Go through the material below and copy each line where the word "name" appears.

Records from a collection of figures:
---------------
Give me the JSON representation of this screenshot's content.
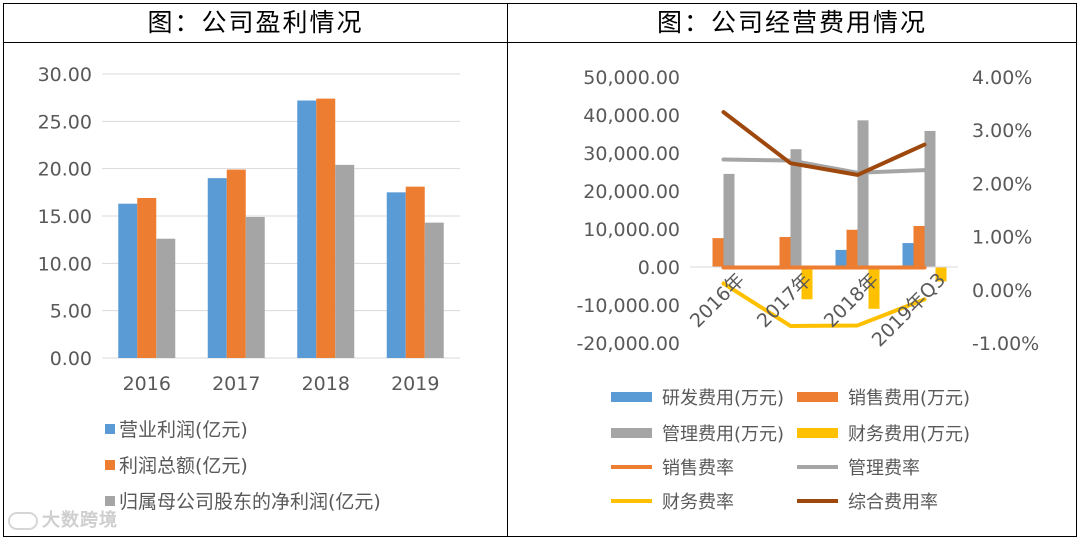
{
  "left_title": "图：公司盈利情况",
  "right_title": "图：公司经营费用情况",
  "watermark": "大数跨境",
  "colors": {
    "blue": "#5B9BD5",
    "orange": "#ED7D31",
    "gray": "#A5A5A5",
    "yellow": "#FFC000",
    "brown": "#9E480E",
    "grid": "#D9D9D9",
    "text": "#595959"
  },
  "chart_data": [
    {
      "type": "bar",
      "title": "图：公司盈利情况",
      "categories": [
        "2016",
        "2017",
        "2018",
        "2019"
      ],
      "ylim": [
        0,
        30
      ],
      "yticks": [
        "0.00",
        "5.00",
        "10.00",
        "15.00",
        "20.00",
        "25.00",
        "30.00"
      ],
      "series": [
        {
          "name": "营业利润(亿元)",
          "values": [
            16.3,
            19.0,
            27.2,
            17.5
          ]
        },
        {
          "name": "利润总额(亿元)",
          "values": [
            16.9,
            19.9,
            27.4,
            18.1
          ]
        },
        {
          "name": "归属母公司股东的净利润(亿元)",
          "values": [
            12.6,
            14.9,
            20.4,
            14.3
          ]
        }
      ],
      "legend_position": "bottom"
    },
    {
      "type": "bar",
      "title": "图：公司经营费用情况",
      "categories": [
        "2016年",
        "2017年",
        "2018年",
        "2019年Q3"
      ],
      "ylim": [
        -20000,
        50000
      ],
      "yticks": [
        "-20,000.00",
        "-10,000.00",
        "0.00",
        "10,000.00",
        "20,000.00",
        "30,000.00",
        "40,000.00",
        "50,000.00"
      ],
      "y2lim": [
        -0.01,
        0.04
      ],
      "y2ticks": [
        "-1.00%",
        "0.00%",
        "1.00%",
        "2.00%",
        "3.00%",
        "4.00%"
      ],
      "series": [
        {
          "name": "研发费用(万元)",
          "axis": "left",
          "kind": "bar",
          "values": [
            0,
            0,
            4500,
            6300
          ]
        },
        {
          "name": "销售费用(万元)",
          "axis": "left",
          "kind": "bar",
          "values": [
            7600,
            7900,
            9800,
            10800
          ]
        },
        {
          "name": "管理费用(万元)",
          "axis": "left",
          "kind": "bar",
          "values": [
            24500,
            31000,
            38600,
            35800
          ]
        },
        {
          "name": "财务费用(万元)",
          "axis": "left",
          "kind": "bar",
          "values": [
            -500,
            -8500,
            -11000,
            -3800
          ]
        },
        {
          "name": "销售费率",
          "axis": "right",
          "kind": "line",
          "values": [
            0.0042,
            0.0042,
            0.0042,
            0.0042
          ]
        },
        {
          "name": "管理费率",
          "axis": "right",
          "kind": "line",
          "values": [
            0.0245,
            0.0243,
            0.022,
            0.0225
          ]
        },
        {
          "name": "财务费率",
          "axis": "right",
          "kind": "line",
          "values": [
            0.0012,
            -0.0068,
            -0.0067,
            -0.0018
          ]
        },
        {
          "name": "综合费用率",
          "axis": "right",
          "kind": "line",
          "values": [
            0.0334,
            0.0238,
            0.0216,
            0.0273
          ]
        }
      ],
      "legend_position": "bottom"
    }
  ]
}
---------------
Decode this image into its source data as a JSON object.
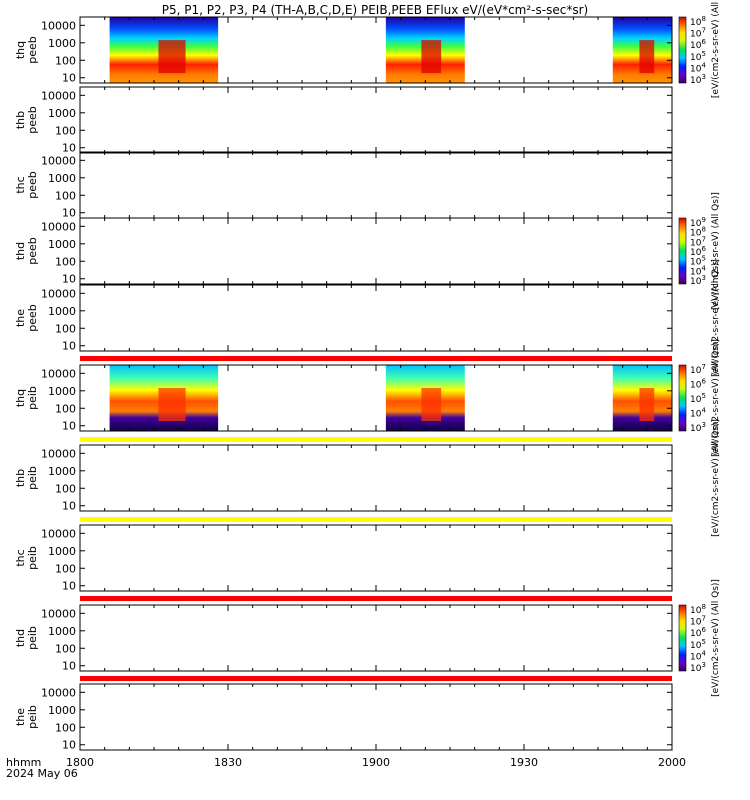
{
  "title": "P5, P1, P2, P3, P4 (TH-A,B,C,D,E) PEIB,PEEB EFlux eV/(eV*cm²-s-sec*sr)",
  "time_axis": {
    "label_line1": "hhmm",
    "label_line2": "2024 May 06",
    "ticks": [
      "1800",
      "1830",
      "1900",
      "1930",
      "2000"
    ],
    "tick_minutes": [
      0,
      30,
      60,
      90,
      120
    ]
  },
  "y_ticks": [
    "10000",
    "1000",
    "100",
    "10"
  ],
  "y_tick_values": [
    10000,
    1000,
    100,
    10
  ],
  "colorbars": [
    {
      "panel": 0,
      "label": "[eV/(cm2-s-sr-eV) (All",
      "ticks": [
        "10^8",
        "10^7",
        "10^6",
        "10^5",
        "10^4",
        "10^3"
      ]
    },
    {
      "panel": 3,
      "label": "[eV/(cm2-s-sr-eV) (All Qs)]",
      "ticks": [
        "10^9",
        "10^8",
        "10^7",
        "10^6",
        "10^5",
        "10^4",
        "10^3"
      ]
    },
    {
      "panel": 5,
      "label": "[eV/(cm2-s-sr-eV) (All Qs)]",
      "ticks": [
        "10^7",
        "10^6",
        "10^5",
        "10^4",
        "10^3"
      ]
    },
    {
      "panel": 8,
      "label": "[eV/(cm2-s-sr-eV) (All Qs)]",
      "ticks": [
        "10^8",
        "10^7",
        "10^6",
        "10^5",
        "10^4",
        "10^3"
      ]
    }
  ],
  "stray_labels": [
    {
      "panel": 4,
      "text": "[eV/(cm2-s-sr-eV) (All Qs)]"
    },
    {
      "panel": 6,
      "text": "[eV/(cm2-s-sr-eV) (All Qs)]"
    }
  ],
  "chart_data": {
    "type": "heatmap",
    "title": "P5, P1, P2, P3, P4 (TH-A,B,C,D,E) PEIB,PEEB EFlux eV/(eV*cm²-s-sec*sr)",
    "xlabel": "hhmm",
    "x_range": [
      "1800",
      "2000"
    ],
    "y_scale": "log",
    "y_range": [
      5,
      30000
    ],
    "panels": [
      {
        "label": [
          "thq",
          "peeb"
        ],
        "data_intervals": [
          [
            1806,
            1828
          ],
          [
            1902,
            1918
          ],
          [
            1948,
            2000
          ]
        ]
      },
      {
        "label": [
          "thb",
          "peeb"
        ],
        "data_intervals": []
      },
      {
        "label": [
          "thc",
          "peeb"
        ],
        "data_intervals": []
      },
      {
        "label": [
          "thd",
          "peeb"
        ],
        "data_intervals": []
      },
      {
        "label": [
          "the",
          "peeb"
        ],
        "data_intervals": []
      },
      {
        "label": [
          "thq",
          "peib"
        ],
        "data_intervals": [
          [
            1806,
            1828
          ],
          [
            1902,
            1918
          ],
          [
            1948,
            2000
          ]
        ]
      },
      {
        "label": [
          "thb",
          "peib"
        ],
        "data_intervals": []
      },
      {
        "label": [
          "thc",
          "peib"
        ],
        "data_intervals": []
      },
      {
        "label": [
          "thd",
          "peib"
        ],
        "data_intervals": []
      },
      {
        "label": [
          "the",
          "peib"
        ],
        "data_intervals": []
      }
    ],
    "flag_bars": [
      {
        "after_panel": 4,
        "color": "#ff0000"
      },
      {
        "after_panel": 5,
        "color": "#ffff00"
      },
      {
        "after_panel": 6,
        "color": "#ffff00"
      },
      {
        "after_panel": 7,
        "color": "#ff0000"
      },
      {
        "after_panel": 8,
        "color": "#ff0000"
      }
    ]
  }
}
---------------
> [Solution]:
          "name": "营业利润(亿元)",
          "name": "利润总额(亿元)",
          "name": "归属母公司股东的净利润(亿元)",
          "name": "研发费用(万元)",
          "name": "销售费用(万元)",
          "name": "管理费用(万元)",
          "name": "财务费用(万元)",
          "name": "销售费率",
          "name": "管理费率",
          "name": "财务费率",
          "name": "综合费用率",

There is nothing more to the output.